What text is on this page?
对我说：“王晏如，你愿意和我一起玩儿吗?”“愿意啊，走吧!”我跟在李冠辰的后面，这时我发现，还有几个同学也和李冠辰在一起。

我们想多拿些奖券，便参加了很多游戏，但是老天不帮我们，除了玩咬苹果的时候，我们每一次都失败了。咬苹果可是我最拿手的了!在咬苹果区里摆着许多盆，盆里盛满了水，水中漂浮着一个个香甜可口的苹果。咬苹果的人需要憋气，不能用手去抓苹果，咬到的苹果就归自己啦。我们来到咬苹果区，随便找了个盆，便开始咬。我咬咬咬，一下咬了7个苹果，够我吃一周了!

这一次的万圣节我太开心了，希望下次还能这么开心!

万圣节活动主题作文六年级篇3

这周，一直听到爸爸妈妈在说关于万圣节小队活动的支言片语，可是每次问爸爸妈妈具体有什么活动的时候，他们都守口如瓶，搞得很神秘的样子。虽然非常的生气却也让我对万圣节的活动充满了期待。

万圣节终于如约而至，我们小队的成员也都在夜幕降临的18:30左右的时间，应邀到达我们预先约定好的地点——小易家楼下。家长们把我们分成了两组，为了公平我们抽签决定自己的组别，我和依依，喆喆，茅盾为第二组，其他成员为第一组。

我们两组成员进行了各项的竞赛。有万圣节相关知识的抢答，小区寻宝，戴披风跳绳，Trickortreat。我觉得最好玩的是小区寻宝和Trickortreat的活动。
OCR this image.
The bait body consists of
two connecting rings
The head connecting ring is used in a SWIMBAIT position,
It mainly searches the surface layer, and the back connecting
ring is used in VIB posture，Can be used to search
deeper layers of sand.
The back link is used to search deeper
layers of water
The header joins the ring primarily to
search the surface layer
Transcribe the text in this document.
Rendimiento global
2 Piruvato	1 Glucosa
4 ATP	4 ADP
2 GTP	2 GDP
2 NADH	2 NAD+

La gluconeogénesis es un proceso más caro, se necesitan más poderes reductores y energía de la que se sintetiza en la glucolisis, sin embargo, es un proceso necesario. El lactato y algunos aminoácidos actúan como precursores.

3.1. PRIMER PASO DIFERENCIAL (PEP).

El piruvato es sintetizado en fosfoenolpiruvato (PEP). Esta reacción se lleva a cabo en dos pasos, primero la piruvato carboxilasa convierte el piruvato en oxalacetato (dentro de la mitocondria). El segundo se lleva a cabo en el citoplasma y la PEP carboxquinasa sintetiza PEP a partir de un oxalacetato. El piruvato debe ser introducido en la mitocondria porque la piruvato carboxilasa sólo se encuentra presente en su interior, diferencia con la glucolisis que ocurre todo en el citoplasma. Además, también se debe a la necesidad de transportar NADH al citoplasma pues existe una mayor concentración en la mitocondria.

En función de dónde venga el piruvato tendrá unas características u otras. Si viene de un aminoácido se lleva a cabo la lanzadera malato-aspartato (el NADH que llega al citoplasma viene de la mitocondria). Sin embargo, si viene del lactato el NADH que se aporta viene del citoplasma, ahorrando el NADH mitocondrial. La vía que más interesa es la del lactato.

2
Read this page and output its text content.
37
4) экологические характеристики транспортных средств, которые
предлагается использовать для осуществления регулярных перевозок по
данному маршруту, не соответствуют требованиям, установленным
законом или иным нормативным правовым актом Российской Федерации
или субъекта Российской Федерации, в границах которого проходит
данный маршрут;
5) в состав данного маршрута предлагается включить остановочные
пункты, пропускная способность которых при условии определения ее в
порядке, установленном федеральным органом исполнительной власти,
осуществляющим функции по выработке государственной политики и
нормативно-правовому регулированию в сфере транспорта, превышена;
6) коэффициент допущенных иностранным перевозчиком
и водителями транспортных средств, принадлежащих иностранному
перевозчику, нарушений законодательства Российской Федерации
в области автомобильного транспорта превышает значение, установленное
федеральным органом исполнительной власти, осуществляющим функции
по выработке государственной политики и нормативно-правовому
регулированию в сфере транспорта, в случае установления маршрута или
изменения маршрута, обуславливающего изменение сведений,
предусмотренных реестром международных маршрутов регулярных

WHAT NEEDS TO BE DONE: Pick out the lines containing the string "функции" and show them.

TASK RESULT:
осуществляющим функции по выработке государственной политики и
федеральным органом исполнительной власти, осуществляющим функции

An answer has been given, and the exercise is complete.